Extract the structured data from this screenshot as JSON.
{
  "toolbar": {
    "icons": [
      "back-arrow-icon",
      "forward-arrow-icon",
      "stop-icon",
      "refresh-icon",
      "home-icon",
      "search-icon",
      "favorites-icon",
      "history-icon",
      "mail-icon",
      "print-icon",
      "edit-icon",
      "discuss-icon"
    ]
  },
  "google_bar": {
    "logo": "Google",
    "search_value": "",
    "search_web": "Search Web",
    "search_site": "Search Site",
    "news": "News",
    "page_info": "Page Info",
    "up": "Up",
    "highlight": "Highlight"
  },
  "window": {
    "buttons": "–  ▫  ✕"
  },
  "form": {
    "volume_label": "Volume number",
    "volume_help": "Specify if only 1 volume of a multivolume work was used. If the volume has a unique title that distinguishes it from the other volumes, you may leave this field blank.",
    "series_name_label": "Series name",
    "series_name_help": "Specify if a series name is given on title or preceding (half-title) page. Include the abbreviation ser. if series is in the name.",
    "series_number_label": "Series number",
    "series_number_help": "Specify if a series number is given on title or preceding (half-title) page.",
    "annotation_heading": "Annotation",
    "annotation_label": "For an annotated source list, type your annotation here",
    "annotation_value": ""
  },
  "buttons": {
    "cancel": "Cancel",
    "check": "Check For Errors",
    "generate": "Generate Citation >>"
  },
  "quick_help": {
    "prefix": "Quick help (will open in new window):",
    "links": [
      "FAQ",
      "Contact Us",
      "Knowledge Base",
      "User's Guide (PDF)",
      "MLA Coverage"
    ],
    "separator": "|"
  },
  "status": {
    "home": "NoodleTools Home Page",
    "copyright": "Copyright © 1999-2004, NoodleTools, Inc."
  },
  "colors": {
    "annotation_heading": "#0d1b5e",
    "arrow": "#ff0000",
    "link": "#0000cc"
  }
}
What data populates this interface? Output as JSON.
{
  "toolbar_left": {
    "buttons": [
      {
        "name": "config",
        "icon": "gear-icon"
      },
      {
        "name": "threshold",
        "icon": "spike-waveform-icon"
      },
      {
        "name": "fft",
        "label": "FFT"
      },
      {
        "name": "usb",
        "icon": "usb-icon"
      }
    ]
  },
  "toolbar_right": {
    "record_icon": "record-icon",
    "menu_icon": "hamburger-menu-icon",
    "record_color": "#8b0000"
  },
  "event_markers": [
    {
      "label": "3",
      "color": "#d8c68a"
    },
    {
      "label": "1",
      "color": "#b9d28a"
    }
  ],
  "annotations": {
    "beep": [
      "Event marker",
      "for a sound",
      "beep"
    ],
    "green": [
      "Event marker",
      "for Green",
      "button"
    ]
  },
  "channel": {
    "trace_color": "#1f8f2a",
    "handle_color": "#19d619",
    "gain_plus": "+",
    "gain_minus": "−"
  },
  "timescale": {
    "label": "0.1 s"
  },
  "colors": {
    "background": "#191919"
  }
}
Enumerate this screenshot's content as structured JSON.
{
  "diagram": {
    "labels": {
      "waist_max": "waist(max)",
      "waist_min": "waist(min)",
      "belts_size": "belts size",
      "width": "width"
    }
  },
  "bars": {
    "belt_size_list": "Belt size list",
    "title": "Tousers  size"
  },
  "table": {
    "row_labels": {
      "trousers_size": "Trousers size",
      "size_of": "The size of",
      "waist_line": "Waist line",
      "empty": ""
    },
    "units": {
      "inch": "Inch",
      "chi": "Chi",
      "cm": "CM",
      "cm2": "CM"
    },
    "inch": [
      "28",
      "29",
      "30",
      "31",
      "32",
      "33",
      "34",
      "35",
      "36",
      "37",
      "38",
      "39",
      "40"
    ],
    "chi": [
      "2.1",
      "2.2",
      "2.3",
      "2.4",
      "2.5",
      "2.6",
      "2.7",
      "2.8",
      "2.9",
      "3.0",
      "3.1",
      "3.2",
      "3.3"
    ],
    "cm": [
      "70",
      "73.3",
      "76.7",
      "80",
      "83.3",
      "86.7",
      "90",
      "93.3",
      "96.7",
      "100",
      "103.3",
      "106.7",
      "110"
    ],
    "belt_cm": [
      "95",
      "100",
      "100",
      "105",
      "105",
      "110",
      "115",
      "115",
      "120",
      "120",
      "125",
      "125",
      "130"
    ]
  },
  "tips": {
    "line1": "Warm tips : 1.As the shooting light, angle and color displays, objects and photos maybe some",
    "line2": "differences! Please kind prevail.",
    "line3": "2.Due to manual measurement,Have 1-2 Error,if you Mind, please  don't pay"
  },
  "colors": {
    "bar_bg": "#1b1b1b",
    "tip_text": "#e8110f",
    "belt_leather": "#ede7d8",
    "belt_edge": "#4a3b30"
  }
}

PROBLEM DETAILS
Which lines above contain the word "name"? Copy each of them.

WRITTEN SOLUTION
    "series_name_label": "Series name",
    "series_name_help": "Specify if a series name is given on title or preceding (half-title) page. Include the abbreviation ser. if series is in the name.",
        "name": "config",
        "name": "threshold",
        "name": "fft",
        "name": "usb",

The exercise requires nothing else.